[GIVEN TEXT]
┄┄┄┄┄┄┄┄┄┄┄┄┄┄┄┄┄┄┄┄
I have. And might I suggest that some people who are "tweekers" are not just limited by time and desire. Your opinion of what is "good" is only as good as the best thing you have ever heard, and for how long you have had time with it. There are many things that limit that... first and foremost: listening gear, and the environment it is in.

If, for instance, Peavey's in your bathroom is the only listening experience you have ever had in your whole life... time and desire is NOT a defining factor of what is wrong with that picture. I'm not saying you can't learn a lot and develop a pretty accurate opinion on an actually reputable (for good statistical reason, not just people's opinions) pro-sumer listening setup... But a $500 "theater system" plugged into a Sound Blaster is sitting right next to the bathroom, if you get my drift.

David Reaves said:
As a designer, I have what I call my "Guardrail at the Grand Canyon" rule. There's a guardrail at the Grand Canyon, so tourists won't fall and kill themselves. Now, rock climbers don't need a guardrail, they need a rope! But we don't hand out ropes to tourists. They get the guardrail.

You may consider yourself to be a "rock climber," rather than a "tourist," and, God bless ya, YOU may have a great skill set. Grab yerself a rope!
But I try not to confuse the two categories, because MOST people we will meet belong in the 'tourist' category, for good reason.

I have to very carefully consider the outcome before I start handing out ropes to them.

Name me one person that doesn't know how to code a dithering algorithm, that has ever coded one? ONE. Then you will see that - in and of itself - IS the guard rail. I'm not saying that there has never ever been coded a DSP that ruins music, but ReplayGain is far FAR from that. In fact it's held up entirely to the likes of HydrogenAudio who literally BAN people are having a subjective opinion. They are only objective, and a blind ABX test can only prove weather you can or can't hear the difference between two things. ReplayGain has held up to that brutal environment, and come out with shining colors. And so has Lame, FLAC, Vorbis, Speex, lossyWAV, MPC, Monkey's Audio, Wavepak, Lossy Wavepack, Nero AAC, etc, etc, etc x1,000.... all of these have been improved to be the utmost highest of standards for quality in their classes (which is also tested with statistical significance, be it subjective, it's still been tested regularly)

David Reaves said:
Because my point was that a reduced level 16-bit signal will fit 24 bits just fine; of course you won't need to truncate it. Or do anything else. Human hearing is an amazing thing, but it doesn't have 144 db dynamic range! But, unfortunately OTOH, neither do most radio stations have 24-bit storage systems.

Then you clearly don't understand the math at hand. Riddle me this. If ReplayGain is used, and is truncating to 24bits from a 16bit source.... and it decides that the signal level has to be reduced 4dB... how do you fit the FRACTIONAL math into only 24bits, without losing ANY information (from a mathematical perspective)?

This is WHY we have dithering as part of any "proper" re-quantization method.

"Signal requantization to reduce the word-length of an audio stream introduces distortions. Noise shaping can be applied in combination with a psychoacoustic model in order to make requantization distortions minimally audible."
┄┄┄┄┄┄┄┄┄┄┄┄┄┄┄┄┄┄┄┄
A series of records

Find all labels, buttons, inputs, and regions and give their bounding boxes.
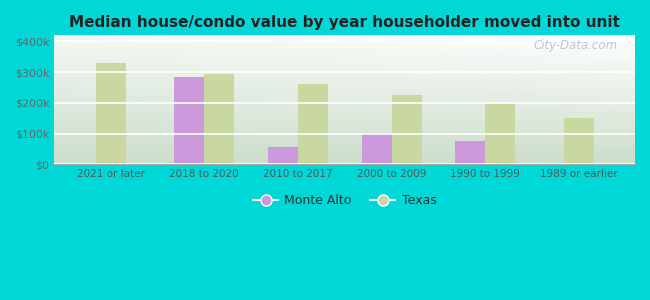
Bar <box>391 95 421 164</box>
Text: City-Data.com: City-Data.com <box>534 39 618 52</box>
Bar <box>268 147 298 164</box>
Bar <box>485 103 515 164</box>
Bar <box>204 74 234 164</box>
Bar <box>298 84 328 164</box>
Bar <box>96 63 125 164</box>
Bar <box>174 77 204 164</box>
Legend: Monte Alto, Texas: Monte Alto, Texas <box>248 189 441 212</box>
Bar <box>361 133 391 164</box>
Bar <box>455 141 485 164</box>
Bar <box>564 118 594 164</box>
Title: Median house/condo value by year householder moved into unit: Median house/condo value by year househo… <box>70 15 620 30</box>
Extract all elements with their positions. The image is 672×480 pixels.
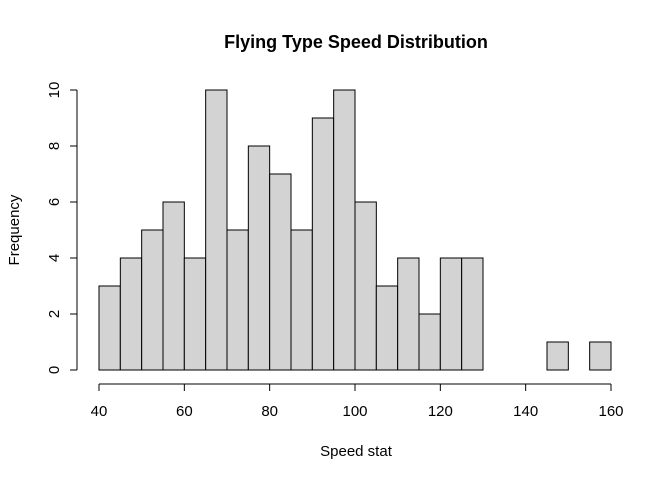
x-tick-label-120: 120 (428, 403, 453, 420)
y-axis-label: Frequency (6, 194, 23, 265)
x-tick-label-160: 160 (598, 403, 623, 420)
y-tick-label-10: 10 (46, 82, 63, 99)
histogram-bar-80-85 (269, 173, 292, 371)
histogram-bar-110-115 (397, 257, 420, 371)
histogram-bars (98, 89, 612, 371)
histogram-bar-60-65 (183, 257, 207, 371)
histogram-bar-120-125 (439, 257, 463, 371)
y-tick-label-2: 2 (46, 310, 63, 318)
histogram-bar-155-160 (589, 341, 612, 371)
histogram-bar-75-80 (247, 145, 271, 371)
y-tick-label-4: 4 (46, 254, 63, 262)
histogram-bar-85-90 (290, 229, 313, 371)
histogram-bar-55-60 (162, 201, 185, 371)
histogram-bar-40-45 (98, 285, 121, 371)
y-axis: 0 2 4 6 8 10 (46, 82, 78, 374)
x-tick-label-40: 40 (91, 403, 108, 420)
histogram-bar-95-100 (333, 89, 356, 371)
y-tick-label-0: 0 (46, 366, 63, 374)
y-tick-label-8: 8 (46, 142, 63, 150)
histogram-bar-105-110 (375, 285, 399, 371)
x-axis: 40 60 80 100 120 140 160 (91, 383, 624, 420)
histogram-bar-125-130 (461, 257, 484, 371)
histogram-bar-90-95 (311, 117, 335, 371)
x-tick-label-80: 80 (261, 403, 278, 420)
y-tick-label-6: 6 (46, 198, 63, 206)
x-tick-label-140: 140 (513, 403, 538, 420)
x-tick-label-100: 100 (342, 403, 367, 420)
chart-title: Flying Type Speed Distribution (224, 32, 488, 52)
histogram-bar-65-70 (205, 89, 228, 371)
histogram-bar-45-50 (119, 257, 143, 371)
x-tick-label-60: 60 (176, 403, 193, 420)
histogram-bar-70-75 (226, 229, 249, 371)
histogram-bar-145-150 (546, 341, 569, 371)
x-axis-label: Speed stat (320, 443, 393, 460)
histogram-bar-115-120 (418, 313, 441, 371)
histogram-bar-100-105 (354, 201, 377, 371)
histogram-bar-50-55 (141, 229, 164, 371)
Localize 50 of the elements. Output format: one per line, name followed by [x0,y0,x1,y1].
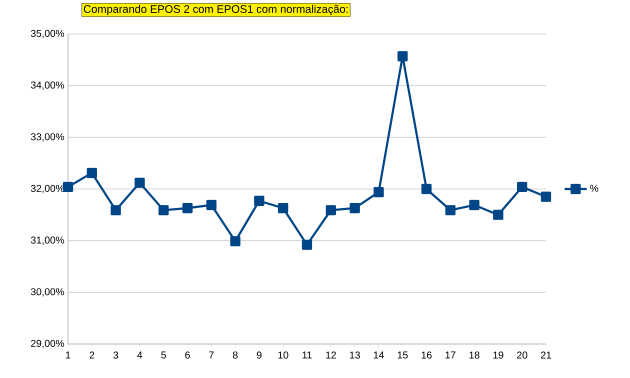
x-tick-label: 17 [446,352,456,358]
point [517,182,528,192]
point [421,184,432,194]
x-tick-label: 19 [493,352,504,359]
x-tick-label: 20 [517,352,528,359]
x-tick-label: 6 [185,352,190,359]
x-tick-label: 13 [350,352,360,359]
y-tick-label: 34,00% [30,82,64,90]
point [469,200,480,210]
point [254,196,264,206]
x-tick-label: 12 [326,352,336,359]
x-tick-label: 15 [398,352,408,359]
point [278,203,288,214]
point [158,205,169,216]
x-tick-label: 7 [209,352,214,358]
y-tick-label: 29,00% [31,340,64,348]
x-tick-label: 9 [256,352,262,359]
┄┄┄┄┄┄┄┄┄┄┄┄┄┄┄┄┄┄┄┄
[TASK TO CARRY OUT]
Carry on the forum post about ReplayGain and dithering from the point where it stops. The lines aren't needed for this.

[RESPONSE TO THIS EXERCISE]
So in the case of ReplayGain reducing a signal by 4dB... it is turning the PCM samples into floating-point numbers (which are still not large enough to completely accurately represent the signal, but are much more accurate than 24bit INT)... making it's change to those numbers, and then requantizing those numbers back into PCM samples. If those samples are 24bit INT, then there is still no reason not to dither the LSB, instead of just truncating it. It's highly likely you won't hear the difference even after processing on most gear.

Co-incidentally it's the analog systems that largely barely even approach 16bits of resolution, much less 24bits. Not the digital systems.

My own "best" reference listening device is an Apogee Mini-DAC. Having an analog volume pot AFTER the amp... it is capable of getting DARN close to 24bit accuracy in the analog world, and that doesn't include the +24dBu it's THD+N was rated at!!! I don't actually know of another DAC that can claim such statistics. And yes, I've measured it's minimal voltage at my "reference" output levels, on the headphone output. My Lipinski amps don't even approach 24bits of dynamic range so I could care less of the XLR outputs, but those are even cleaner than the headphone outputs according to the specs.

And I don't have to remind you that the noise floor of even a mono FM transmission itself would LOVE to sound as good as 14 bits can.

Yes, I said it. 14 bits sounds better than the FM transmission itself, under ANY circumstances. The noise floor of the transmission has your connection of your opinion with an FM plant... shot in the foot before it even leaves the opinion door.

David Reaves said:
And finally, that last line of yours sums up my whole reason for doubting the wholesale incorporation of ReplayGain etc:

"Just because you personally can't hear something on your own gear, doesn't mean it never will be heard"

BINGO! Words to live by!

Kind Regards,
David

First off, you're missing the whole point -- the use of ReplayGain that we're talking about. The context of this entire thread has been for personal listening, and more recently broadcasting. It has never once been about archival.

The reason I mentioned that you should use dithering instead of truncation was to minimize the need to redo your various libraries of copies of your media.

And on the discussion of archival... you really don't want to get into that with me. I'm sitting next to a SADiE 5 (+ CEDAR) right now, and have several other 1-bit recording systems in the room. I'm not trying to have this be a pissing contest. Just simply pointing out that if you're trying to "school" me on dithering, bit-depth, what happens to digital audio in the broadcast chain (good and bad ones), you're preaching to the pastor. 8)

Lastly.... I need to point out that having educated myself, I'm still not suggesting what decision people should make, I'm asking that everyone make an educated decision for themselves. You however are suggesting that people (like yourself) should decide not even try to educate themselves, and just stay away from something entirely.... despite ReplayGain's proposed standard having more thought and testing put into it than the CD Audio & DAT standards combined! I mean... come ON!!! If you can't even trust your own ears or gear, at least do some research on people's findings rather than live in the dark. SURELY you did not research CDs to find out if they were good enough for your purposes BEFORE you started using them... you heard them, and that combined with the research and testing Sony & Philips put into the standard, you decided it was adequate. EVEN THOUGH mathematically it's true... when being processed through DSP it can in extreme cases (lots of gain from low level source with DSP code of very high resolution) reveal the source's digital nature in the analog world (after DAC conversion)... yet you STILL are using CDs.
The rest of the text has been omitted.